### Extracted text
++++++++


    llamafile-0.9.0 was still 231MiB, then llamafile-0.9.1 was 391MiB, now llamafile-0.9.2 is 293MiB. Fluctuating all over the place, but growing a lot. And localscore-0.9.2 is 363MiB. Why 70MiB extra on top of llamafile-0.9.2? I’m curious, but not curious enough to investigate concretely.

    Well, this became a grumble about bloat, but I’d still like to know whether it would be feasible to ship a smaller localscore that would synthesise a suitable model, according to the size required, at runtime.

    —⁂—

    ¹ Eww, GitHub is using the “MB” suffix for its file sizes, but they’re actually mebibytes (2²⁰ bytes, 1048576 bytes, MiB). I thought we’d basically settled on returning the M/mega- prefix to SI with its traditional 10⁶ definition, at least for file sizes, ten or fifteen years ago.

  • FloatArtifact6 hours ago
    I've been waiting for something like this. Have you considered the following based on the benchmark data that's submitted beyond the GPU?

    1. User selects a model, size and token output speed and latency. The website generates a hardware list of components that should match the performance requirements.

    2. User selects hardware components and the website generates a list of models that performant on that hardware.

    3. Monetize through affiliate links the components to fund the project. Think like PC part picker.

    I know there's going to be some variability in the benchmarks due to the software stack, but it should give a AI enthusiasts, an educated perspective on what hardware can be relevant for their use case.

  • jsatok15 hours ago
    Contributed scores for the M3 Ultra 512 GB unified memory: https://www.localscore.ai/accelerator/404

    Happy to test larger models that utilize the memory capacity if helpful.

    • deanputney9 hours ago
      That's very interesting. I guess it just can't compete with any of the Nvidia cards? I would think your results should show up if sorted by "generation"– maybe the leaderboard is cached...
  • mentalgear21 hours ago
    Congrats on the effort - the local-first / private space needs more performant AI, and AI in general needs more comparable and trustworthy benchmarks.

    Notes: - Olama integration would be nice - Is there an anonymous federated score sharing? That way, users you approximate a model's performance before downloading it.

++++++++

### Try it
Write out the localscore forum thread word for word, from "¹ Eww, GitHub" to "the performance requirements.". The entries that follow the thread have nothing to do with the work here.

### Excerpted records
++++++++

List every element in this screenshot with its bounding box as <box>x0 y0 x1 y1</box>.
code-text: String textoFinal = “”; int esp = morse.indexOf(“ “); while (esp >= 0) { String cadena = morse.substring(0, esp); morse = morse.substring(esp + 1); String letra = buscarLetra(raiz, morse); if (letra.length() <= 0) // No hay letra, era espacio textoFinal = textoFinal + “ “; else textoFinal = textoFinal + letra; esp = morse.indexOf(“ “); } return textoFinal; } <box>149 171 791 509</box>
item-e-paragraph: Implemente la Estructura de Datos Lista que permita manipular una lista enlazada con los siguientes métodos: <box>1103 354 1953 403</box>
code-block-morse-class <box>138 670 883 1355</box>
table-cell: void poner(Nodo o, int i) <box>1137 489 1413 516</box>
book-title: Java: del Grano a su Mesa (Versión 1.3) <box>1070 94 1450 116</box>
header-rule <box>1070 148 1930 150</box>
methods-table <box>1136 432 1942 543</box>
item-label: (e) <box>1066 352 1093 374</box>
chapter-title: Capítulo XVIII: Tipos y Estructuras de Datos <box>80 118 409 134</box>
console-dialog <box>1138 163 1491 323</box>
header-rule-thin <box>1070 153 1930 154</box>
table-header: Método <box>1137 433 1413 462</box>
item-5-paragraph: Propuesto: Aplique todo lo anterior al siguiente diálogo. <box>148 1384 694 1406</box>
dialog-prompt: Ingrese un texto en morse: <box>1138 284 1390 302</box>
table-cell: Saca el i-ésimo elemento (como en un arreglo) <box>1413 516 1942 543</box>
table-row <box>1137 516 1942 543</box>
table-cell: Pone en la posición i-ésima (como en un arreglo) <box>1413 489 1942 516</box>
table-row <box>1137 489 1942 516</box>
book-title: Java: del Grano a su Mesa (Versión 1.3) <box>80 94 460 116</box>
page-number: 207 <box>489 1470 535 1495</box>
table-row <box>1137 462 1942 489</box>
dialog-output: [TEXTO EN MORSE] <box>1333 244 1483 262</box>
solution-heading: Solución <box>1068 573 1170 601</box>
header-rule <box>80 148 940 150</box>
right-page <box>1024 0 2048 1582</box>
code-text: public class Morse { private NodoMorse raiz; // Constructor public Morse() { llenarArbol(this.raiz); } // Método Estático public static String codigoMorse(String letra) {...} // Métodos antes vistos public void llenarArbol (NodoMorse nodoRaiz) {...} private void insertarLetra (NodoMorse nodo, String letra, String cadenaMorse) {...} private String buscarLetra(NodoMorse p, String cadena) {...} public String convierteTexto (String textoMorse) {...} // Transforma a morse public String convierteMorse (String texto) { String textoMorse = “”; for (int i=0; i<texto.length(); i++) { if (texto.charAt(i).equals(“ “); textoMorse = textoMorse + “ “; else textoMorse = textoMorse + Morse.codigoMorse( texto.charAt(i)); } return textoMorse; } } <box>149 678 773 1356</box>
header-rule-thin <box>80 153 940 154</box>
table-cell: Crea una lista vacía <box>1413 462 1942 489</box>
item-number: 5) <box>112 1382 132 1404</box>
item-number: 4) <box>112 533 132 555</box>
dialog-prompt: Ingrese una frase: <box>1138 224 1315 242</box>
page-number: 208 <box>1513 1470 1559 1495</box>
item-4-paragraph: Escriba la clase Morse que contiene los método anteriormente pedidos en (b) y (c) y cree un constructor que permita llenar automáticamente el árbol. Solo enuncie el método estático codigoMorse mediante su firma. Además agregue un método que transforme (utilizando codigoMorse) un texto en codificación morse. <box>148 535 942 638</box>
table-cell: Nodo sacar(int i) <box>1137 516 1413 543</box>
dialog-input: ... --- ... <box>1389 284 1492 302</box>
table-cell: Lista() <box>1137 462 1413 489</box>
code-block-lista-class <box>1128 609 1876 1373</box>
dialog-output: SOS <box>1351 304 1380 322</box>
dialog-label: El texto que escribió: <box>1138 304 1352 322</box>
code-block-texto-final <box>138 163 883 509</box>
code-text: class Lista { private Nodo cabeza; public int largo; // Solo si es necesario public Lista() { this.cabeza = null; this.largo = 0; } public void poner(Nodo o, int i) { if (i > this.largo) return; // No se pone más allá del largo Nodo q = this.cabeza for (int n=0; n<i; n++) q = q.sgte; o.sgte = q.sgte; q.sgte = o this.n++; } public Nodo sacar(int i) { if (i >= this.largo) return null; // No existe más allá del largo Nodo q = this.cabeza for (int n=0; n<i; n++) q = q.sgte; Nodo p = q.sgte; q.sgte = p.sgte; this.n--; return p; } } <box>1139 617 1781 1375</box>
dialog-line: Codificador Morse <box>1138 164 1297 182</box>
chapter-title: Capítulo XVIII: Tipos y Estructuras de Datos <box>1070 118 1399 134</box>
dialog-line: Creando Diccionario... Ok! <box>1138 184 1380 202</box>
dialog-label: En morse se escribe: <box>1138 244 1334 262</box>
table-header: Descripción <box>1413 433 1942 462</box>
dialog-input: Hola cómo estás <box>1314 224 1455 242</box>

++++++++

### Your solution
¹ Eww, GitHub is using the “MB” suffix for its file sizes, but they’re actually mebibytes (2²⁰ bytes, 1048576 bytes, MiB). I thought we’d basically settled on returning the M/mega- prefix to SI with its traditional 10⁶ definition, at least for file sizes, ten or fifteen years ago.

  • FloatArtifact6 hours ago
    I've been waiting for something like this. Have you considered the following based on the benchmark data that's submitted beyond the GPU?

    1. User selects a model, size and token output speed and latency. The website generates a hardware list of components that should match the performance requirements.